— Start Provided text —
# spatchcock whole chicken with bite through skin?



## suprcharg (Aug 5, 2012)

Not happy with our competition chicken and IBCA requires you to turn in half chickens. Im hoping to get some pointers from a vet on how to get the bite through skin.

Thanks


----------



## bama bbq (Aug 5, 2012)

I'm no vet or comp pitmaster...but I have read 275* degrees and using organic air-dried fresh chicken that has thin skin is the key to bite thru skin.


----------



## suprcharg (Aug 5, 2012)

wow. I have never heard of air dried chicken. If it indeed has thin skin, I'm sure that would help alot


----------



## suprcharg (Aug 9, 2012)

anyone else mind sharing some experience?


----------



## diesel (Aug 9, 2012)

The air dried thing is a good way to make it happen.  I like to let my chicken sit in the fridge for a few hours before smoking. 

Brine first then pat the skin dry and let it sit for an hour or two.  The fridge works well because it will take the moisture out.  Also, plenty of practice.

good luck.. can't wait to see the finished product.


----------



## mdboatbum (Aug 9, 2012)
— End Provided text —
▸ **Exercise instructions**
In the spatchcock chicken thread above, what does IBCA require competitors to turn in?
— Start Data shown —
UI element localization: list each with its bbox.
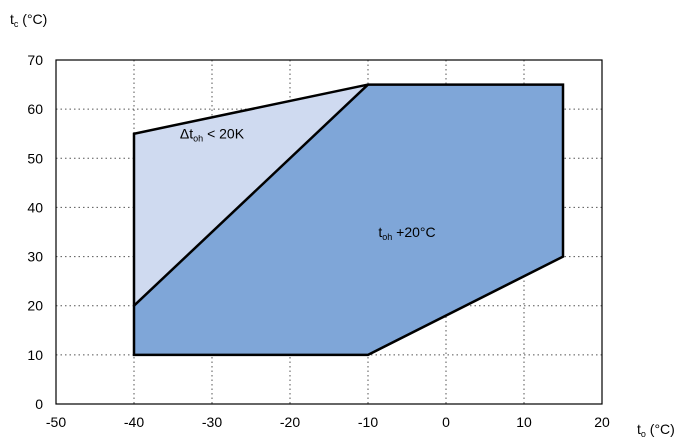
— End Data shown —
▸ **Worked solution**
Half chickens.